(Records contained in a dataset)

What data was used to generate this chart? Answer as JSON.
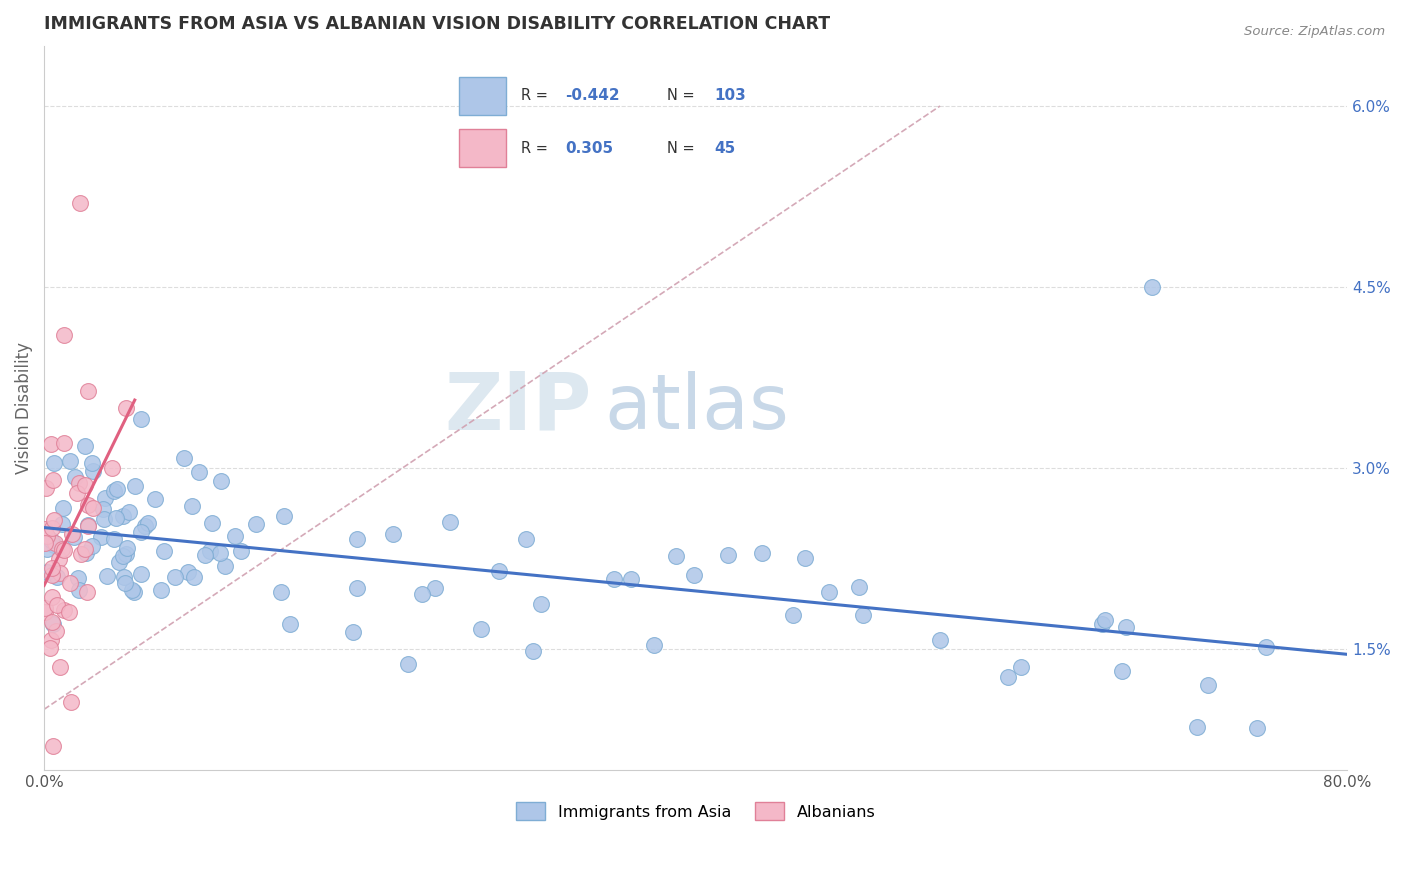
{
  "title": "IMMIGRANTS FROM ASIA VS ALBANIAN VISION DISABILITY CORRELATION CHART",
  "source": "Source: ZipAtlas.com",
  "ylabel": "Vision Disability",
  "xmin": 0.0,
  "xmax": 80.0,
  "ymin": 0.5,
  "ymax": 6.5,
  "yticks": [
    1.5,
    3.0,
    4.5,
    6.0
  ],
  "ytick_labels": [
    "1.5%",
    "3.0%",
    "4.5%",
    "6.0%"
  ],
  "legend_R_blue": "-0.442",
  "legend_N_blue": "103",
  "legend_R_pink": "0.305",
  "legend_N_pink": "45",
  "label_blue": "Immigrants from Asia",
  "label_pink": "Albanians",
  "blue_color": "#aec6e8",
  "blue_edge": "#7fadd4",
  "blue_line": "#4472c4",
  "pink_color": "#f4b8c8",
  "pink_edge": "#e08098",
  "pink_line": "#e06080",
  "ref_line_color": "#d0a0b0",
  "title_color": "#333333",
  "source_color": "#888888",
  "ylabel_color": "#666666",
  "tick_color": "#4472c4",
  "grid_color": "#dddddd",
  "watermark_zip_color": "#dde8f0",
  "watermark_atlas_color": "#c8d8e8"
}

STATED PROBLEM: Generate a word-for-word copy of the preceding records, excluding all pictures.

THE COMPLETED TASK:
What data was used to generate this chart? Answer as JSON.
{
  "title": "IMMIGRANTS FROM ASIA VS ALBANIAN VISION DISABILITY CORRELATION CHART",
  "source": "Source: ZipAtlas.com",
  "ylabel": "Vision Disability",
  "xmin": 0.0,
  "xmax": 80.0,
  "ymin": 0.5,
  "ymax": 6.5,
  "yticks": [
    1.5,
    3.0,
    4.5,
    6.0
  ],
  "ytick_labels": [
    "1.5%",
    "3.0%",
    "4.5%",
    "6.0%"
  ],
  "legend_R_blue": "-0.442",
  "legend_N_blue": "103",
  "legend_R_pink": "0.305",
  "legend_N_pink": "45",
  "label_blue": "Immigrants from Asia",
  "label_pink": "Albanians",
  "blue_color": "#aec6e8",
  "blue_edge": "#7fadd4",
  "blue_line": "#4472c4",
  "pink_color": "#f4b8c8",
  "pink_edge": "#e08098",
  "pink_line": "#e06080",
  "ref_line_color": "#d0a0b0",
  "title_color": "#333333",
  "source_color": "#888888",
  "ylabel_color": "#666666",
  "tick_color": "#4472c4",
  "grid_color": "#dddddd",
  "watermark_zip_color": "#dde8f0",
  "watermark_atlas_color": "#c8d8e8"
}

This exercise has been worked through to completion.